**Text shown:**
········

You can use the following setup for 20newsgroup data set.

- Use the exhaustive codes with 127 ECOC functions as described in the ECOC paper, or randomly select 20 functions.

- Use all the given features

- For each ECOC function, train an AdaBoost with decision stumps for 200 or more iterations

The above procedure takes a few minutes (Cheng's optimized code, running on a Haswell i5 laptop) and gives us at least 70% accuracy on the test set.

PROBLEM 4 [50 points] Bagging

Bagging setup:

·   Training: Run your Decision Tree classifier separately (from scratch) T=50 times. Each

Decision Tree is trained on a sample-with-replacement set from the training dataset (every  Decision Tree has its own sampled-training-set). You can limit the depth of the tree in order to simplify computation.

·   Sampling with replacement: Say there are N datapoints in the training set. Sampling with replacement, uniformly, for a sample of size N, works in the following way: in a sequence,

independently of each other, select randomly and uniformly N times from the training

datapoints. Once a datapoint is selected, it is still available for further sampling (hence

"with replacement" methodology). Each sampled-training-set will have N datapoints; some

points will be sampled overall more than once (duplicates) while other datapoints will not be sampled at all.

·   Testing: for a test datapoint, will run all T Decision Trees and average the predictions to obtain the final prediction.

Run bagging on Spambase dataset. Compare results with boosting.

PROBLEM 7 [50p] Gradient Boosted Trees for Regression

Run gradient boosting with regression trees on housing dataset. Essentially repeat the

following procedure i=1:10 rounds on the training set. Start in round i=1with labels Y_x as the original labels.

·  Train a regression tree T_i  of depth 2 on data X, labels Y_x (use your HW1 regression tree code as a procedure, or use a library).

·  Update labels for each datapoint x :  Y_x = Y_x - T_i(x). No need to update a distribution over datapoints like in Adaboost.

·  Repeat

The overall prediction function is the sum of the trees. Report training and testing error.

PROBLEM 8 [optional, no credit]

Run Boosting with ECOC functionson the Letter Recognition Data Set (also a multiclass dataset).

PROBLEM 9 [optional, no credit] Boosted Decision Trees

Do PB1 with weak learners being  full decision trees  instead of stumps. The final classifier is referred as "boosted trees". Compare the results. Hints: there are two possible ways of

doing this.

·  Option 1. The weights are taken into account when we decide the best split, like in

Adaboost. This requires you to change the decision tree training : when looking for

best split at each node, the split criteria has to account for current datapoints weights as assigned by the boosting.

········

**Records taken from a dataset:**
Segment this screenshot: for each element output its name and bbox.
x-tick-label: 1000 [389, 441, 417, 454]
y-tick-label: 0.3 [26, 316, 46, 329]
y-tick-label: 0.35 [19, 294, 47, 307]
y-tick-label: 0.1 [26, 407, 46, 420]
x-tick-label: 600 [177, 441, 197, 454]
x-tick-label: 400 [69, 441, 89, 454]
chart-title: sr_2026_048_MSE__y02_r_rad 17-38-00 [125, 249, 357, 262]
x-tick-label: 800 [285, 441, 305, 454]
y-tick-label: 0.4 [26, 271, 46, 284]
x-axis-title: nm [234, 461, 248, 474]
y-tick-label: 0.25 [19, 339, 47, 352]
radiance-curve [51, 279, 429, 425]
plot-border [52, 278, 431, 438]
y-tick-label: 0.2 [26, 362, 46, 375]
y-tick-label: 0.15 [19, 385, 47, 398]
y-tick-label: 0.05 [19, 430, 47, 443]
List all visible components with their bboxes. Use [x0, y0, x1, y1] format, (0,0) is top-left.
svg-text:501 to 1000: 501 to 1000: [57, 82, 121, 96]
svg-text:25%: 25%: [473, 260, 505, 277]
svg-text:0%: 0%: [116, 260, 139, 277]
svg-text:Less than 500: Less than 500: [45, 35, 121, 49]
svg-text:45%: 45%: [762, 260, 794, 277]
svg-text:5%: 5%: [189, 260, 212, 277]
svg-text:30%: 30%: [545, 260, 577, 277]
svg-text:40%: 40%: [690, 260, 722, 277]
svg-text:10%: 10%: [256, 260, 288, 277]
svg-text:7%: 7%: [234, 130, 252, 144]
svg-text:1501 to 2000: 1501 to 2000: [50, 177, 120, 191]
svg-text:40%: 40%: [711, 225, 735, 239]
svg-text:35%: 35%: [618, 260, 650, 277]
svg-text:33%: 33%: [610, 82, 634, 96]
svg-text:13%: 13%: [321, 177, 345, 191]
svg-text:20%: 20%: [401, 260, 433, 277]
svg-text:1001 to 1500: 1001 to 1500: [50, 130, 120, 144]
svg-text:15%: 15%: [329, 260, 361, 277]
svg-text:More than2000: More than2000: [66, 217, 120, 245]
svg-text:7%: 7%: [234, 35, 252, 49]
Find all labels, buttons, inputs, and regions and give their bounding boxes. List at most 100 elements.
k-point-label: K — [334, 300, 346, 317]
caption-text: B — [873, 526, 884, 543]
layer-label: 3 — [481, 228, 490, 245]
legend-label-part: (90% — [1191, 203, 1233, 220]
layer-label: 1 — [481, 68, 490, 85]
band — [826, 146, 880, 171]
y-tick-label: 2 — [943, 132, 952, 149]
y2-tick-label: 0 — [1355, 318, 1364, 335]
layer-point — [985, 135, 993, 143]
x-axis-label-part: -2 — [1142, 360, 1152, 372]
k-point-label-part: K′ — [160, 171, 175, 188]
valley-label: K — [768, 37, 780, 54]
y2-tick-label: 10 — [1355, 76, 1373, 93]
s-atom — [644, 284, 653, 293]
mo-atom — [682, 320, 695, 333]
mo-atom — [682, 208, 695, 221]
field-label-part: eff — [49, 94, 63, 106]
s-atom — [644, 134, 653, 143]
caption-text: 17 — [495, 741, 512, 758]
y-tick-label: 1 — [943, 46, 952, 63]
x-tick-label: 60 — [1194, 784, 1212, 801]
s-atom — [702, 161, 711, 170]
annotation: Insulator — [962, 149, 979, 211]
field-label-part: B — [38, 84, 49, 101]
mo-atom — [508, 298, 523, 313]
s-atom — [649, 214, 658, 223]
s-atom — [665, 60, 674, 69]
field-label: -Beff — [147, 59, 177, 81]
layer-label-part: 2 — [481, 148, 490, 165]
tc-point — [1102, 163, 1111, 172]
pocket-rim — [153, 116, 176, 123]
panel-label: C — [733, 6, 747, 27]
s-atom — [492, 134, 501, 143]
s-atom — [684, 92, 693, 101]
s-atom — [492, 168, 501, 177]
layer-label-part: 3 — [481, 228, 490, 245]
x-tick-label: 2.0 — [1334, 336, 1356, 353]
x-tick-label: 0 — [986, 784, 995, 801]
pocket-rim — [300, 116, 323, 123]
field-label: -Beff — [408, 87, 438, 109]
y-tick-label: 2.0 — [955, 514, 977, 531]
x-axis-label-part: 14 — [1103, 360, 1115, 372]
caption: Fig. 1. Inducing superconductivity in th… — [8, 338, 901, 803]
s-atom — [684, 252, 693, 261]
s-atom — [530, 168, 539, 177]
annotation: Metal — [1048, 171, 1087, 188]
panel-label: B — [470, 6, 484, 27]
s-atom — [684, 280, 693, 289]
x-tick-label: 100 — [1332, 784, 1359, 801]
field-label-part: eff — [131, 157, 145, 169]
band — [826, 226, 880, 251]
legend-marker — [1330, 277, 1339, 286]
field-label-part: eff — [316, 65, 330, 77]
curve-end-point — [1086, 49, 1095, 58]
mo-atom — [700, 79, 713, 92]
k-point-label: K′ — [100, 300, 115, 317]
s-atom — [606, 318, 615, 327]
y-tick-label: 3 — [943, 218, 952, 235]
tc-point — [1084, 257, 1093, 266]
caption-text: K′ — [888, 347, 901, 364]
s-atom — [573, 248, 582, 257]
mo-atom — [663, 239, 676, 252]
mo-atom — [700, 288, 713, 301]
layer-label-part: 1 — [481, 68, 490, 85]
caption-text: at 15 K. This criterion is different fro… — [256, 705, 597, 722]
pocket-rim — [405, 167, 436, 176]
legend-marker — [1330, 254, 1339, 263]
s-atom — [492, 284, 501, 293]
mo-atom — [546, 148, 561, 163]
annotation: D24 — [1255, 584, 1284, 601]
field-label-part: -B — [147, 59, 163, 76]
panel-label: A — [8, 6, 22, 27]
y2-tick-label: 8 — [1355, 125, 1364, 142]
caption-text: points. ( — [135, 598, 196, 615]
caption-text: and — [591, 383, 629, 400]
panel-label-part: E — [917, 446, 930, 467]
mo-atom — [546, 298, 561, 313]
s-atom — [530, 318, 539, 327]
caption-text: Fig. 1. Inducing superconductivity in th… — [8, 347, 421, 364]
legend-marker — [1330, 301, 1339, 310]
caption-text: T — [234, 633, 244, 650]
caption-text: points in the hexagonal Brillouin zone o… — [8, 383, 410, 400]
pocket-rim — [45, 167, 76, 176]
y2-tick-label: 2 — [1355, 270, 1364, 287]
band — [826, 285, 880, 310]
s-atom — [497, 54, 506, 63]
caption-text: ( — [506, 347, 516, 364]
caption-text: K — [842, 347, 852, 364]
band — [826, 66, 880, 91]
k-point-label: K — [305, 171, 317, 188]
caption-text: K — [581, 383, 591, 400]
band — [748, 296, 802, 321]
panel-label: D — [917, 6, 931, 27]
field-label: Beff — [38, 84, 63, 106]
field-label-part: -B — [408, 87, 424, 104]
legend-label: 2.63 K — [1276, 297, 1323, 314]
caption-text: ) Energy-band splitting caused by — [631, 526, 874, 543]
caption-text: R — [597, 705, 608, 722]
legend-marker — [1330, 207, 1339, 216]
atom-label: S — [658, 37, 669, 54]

········

**To do:** Print the stretch of the machine learning assignment from "You can use the" through "the ECOC paper, or randomly select 20 functions.". You will not need the listing.

**Output:**
You can use the following setup for 20newsgroup data set.

- Use the exhaustive codes with 127 ECOC functions as described in the ECOC paper, or randomly select 20 functions.